[Items from a dataset]
++++++
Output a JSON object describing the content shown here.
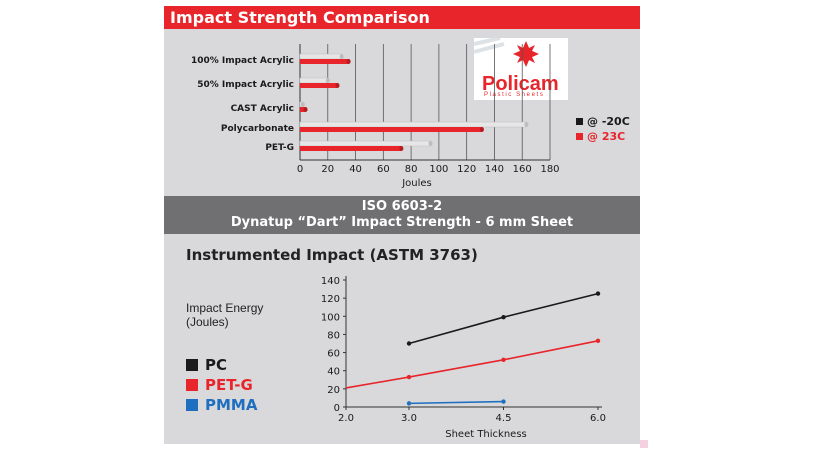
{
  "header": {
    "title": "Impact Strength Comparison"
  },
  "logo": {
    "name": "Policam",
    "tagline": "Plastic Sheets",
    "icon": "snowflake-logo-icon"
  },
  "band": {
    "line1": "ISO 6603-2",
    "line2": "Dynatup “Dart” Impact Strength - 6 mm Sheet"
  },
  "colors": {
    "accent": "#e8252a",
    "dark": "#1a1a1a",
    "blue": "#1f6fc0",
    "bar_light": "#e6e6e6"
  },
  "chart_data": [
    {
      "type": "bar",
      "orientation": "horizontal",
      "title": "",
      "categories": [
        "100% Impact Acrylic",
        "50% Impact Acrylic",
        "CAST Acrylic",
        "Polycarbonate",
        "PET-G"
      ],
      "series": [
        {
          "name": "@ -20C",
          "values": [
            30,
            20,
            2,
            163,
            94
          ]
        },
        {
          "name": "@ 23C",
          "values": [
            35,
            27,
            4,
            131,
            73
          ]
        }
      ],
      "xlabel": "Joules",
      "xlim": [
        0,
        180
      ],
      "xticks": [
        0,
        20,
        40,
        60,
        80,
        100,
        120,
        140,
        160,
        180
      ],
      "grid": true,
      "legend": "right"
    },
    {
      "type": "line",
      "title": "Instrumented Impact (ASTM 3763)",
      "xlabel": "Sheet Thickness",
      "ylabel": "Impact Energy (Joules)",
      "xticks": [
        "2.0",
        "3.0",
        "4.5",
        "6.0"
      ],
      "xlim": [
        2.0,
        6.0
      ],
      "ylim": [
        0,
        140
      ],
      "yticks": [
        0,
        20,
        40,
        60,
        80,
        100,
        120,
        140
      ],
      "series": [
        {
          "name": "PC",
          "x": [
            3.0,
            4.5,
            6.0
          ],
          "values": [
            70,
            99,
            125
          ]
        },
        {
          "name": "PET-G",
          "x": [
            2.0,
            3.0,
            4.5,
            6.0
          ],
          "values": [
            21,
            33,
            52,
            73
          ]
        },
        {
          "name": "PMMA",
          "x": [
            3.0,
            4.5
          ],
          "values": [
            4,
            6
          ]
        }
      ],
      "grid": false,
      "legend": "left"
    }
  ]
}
++++++
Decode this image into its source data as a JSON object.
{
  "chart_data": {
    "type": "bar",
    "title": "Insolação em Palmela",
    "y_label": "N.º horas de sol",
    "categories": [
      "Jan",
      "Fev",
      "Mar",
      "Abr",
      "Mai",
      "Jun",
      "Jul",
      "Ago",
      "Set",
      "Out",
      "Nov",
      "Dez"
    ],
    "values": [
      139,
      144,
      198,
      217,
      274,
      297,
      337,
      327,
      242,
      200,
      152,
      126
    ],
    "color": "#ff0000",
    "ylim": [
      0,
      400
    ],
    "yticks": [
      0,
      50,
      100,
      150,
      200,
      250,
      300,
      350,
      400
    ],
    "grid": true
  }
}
++++++
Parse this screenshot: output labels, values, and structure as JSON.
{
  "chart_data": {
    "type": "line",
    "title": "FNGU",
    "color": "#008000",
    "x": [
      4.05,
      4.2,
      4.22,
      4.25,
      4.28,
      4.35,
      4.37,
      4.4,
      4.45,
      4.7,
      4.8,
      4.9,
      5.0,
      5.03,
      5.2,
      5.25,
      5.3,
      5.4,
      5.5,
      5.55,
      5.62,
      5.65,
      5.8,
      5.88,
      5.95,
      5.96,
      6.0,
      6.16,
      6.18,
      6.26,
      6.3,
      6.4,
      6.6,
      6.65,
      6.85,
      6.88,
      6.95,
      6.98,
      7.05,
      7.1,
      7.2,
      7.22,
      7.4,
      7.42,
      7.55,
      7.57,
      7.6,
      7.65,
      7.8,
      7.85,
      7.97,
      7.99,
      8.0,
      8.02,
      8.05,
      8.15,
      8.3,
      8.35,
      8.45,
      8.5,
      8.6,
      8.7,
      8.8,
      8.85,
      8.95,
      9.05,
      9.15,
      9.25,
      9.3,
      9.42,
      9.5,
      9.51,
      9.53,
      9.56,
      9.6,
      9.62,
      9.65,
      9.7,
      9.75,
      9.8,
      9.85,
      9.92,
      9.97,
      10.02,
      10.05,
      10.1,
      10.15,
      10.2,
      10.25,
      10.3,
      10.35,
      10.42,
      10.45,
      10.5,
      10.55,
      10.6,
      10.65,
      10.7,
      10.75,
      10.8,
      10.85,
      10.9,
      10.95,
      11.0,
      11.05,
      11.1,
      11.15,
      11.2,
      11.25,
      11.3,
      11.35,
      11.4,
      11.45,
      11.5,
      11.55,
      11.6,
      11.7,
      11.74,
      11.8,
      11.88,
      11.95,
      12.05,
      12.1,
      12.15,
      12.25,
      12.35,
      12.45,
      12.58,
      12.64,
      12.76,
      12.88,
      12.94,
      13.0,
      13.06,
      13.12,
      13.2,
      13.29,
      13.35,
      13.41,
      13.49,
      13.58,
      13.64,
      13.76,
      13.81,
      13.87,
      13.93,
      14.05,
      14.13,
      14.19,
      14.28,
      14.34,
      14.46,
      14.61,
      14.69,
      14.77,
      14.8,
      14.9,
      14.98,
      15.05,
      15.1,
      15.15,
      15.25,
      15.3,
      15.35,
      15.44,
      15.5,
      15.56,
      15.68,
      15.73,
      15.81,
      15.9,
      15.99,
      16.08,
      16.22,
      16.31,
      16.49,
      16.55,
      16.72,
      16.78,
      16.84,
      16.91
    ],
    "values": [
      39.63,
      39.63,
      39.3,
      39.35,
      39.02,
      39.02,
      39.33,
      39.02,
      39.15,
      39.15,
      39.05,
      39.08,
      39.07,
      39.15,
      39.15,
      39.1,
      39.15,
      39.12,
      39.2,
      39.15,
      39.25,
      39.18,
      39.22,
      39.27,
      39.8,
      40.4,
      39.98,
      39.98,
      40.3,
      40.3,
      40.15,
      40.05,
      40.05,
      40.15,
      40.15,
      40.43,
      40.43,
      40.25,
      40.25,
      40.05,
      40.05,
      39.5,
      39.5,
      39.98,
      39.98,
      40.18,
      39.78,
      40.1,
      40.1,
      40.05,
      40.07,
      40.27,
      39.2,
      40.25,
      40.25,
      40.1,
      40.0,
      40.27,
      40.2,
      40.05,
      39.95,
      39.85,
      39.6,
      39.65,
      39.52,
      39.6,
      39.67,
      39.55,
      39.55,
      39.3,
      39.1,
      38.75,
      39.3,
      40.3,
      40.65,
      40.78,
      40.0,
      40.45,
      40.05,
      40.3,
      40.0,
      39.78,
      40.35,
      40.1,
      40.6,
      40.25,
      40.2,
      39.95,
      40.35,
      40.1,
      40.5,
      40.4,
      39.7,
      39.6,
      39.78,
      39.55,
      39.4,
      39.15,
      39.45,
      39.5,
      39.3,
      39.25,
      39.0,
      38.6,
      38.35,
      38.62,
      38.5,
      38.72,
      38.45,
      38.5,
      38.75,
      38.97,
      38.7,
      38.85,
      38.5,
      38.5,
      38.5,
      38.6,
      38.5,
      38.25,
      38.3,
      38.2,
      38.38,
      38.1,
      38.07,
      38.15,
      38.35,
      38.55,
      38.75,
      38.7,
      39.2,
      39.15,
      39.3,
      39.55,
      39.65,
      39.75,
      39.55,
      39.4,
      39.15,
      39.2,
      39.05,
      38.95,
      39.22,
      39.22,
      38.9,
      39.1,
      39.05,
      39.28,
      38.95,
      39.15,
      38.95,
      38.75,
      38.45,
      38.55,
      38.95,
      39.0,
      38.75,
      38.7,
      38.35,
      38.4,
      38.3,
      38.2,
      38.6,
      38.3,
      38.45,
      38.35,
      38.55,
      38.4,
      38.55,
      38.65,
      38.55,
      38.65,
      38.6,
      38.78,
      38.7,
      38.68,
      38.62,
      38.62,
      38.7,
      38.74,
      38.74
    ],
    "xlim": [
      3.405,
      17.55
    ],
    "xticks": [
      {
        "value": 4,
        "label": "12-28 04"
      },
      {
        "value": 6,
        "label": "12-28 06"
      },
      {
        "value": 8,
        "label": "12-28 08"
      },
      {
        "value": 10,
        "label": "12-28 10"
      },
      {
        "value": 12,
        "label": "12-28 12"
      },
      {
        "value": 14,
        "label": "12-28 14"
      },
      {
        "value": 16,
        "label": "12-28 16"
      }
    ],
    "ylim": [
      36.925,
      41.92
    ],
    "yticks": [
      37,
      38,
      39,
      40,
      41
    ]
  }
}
++++++
◆ To be done
Filter the listing above for the string "type" and copy every matching line.

◆ In response
      "type": "bar",
      "type": "line",
    "type": "bar",
    "type": "line",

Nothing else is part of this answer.